Skip the pictures. Transcribe the rest of the data below without changing a word.

Extracted records:
----

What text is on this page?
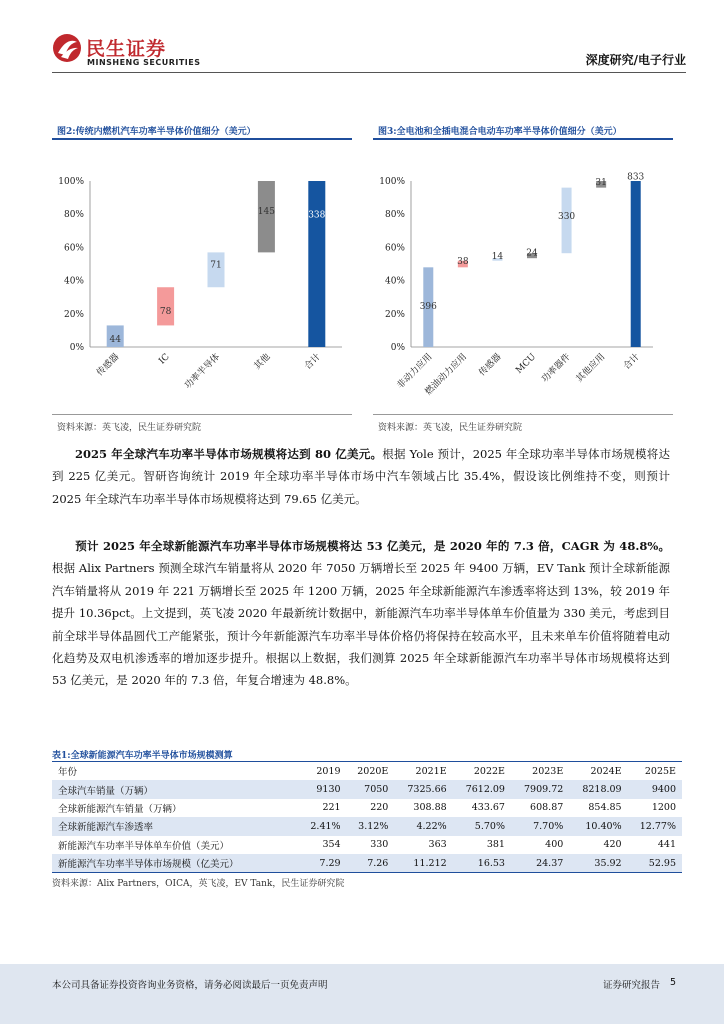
民生证券
MINSHENG SECURITIES	深度研究/电子行业
图2:传统内燃机汽车功率半导体价值细分（美元）
0%
20%
40%
60%
80%
100%
44
传感器
78
IC
71
功率半导体
145
其他
338
合计
资料来源：英飞凌，民生证券研究院
图3:全电池和全插电混合电动车功率半导体价值细分（美元）
0%
20%
40%
60%
80%
100%
396
非动力应用
38
燃油动力应用
14
传感器
24
MCU
330
功率器件
31
其他应用
833
合计
资料来源：英飞凌，民生证券研究院
2025 年全球汽车功率半导体市场规模将达到 80 亿美元。根据 Yole 预计，2025 年全球功率半导体市场规模将达到 225 亿美元。智研咨询统计 2019 年全球功率半导体市场中汽车领域占比 35.4%，假设该比例维持不变，则预计 2025 年全球汽车功率半导体市场规模将达到 79.65 亿美元。
预计 2025 年全球新能源汽车功率半导体市场规模将达 53 亿美元，是 2020 年的 7.3 倍，CAGR 为 48.8%。根据 Alix Partners 预测全球汽车销量将从 2020 年 7050 万辆增长至 2025 年 9400 万辆，EV Tank 预计全球新能源汽车销量将从 2019 年 221 万辆增长至 2025 年 1200 万辆，2025 年全球新能源汽车渗透率将达到 13%，较 2019 年提升 10.36pct。上文提到，英飞凌 2020 年最新统计数据中，新能源汽车功率半导体单车价值量为 330 美元，考虑到目前全球半导体晶圆代工产能紧张，预计今年新能源汽车功率半导体价格仍将保持在较高水平，且未来单车价值将随着电动化趋势及双电机渗透率的增加逐步提升。根据以上数据，我们测算 2025 年全球新能源汽车功率半导体市场规模将达到 53 亿美元，是 2020 年的 7.3 倍，年复合增速为 48.8%。
表1:全球新能源汽车功率半导体市场规模测算
年份	2019	2020E	2021E	2022E	2023E	2024E	2025E
全球汽车销量（万辆）	9130	7050	7325.66	7612.09	7909.72	8218.09	9400
全球新能源汽车销量（万辆）	221	220	308.88	433.67	608.87	854.85	1200
全球新能源汽车渗透率	2.41%	3.12%	4.22%	5.70%	7.70%	10.40%	12.77%
新能源汽车功率半导体单车价值（美元）	354	330	363	381	400	420	441
新能源汽车功率半导体市场规模（亿美元）	7.29	7.26	11.212	16.53	24.37	35.92	52.95
资料来源：Alix Partners，OICA，英飞凌，EV Tank，民生证券研究院
本公司具备证券投资咨询业务资格，请务必阅读最后一页免责声明	证券研究报告 5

----

Result for this exercise:
What text is on this page?
民生证券
MINSHENG SECURITIES	深度研究/电子行业
图2:传统内燃机汽车功率半导体价值细分（美元）
0%
20%
40%
60%
80%
100%
44
传感器
78
IC
71
功率半导体
145
其他
338
合计
资料来源：英飞凌，民生证券研究院
图3:全电池和全插电混合电动车功率半导体价值细分（美元）
0%
20%
40%
60%
80%
100%
396
非动力应用
38
燃油动力应用
14
传感器
24
MCU
330
功率器件
31
其他应用
833
合计
资料来源：英飞凌，民生证券研究院
2025 年全球汽车功率半导体市场规模将达到 80 亿美元。根据 Yole 预计，2025 年全球功率半导体市场规模将达到 225 亿美元。智研咨询统计 2019 年全球功率半导体市场中汽车领域占比 35.4%，假设该比例维持不变，则预计 2025 年全球汽车功率半导体市场规模将达到 79.65 亿美元。
预计 2025 年全球新能源汽车功率半导体市场规模将达 53 亿美元，是 2020 年的 7.3 倍，CAGR 为 48.8%。根据 Alix Partners 预测全球汽车销量将从 2020 年 7050 万辆增长至 2025 年 9400 万辆，EV Tank 预计全球新能源汽车销量将从 2019 年 221 万辆增长至 2025 年 1200 万辆，2025 年全球新能源汽车渗透率将达到 13%，较 2019 年提升 10.36pct。上文提到，英飞凌 2020 年最新统计数据中，新能源汽车功率半导体单车价值量为 330 美元，考虑到目前全球半导体晶圆代工产能紧张，预计今年新能源汽车功率半导体价格仍将保持在较高水平，且未来单车价值将随着电动化趋势及双电机渗透率的增加逐步提升。根据以上数据，我们测算 2025 年全球新能源汽车功率半导体市场规模将达到 53 亿美元，是 2020 年的 7.3 倍，年复合增速为 48.8%。
表1:全球新能源汽车功率半导体市场规模测算
年份	2019	2020E	2021E	2022E	2023E	2024E	2025E
全球汽车销量（万辆）	9130	7050	7325.66	7612.09	7909.72	8218.09	9400
全球新能源汽车销量（万辆）	221	220	308.88	433.67	608.87	854.85	1200
全球新能源汽车渗透率	2.41%	3.12%	4.22%	5.70%	7.70%	10.40%	12.77%
新能源汽车功率半导体单车价值（美元）	354	330	363	381	400	420	441
新能源汽车功率半导体市场规模（亿美元）	7.29	7.26	11.212	16.53	24.37	35.92	52.95
资料来源：Alix Partners，OICA，英飞凌，EV Tank，民生证券研究院
本公司具备证券投资咨询业务资格，请务必阅读最后一页免责声明	证券研究报告 5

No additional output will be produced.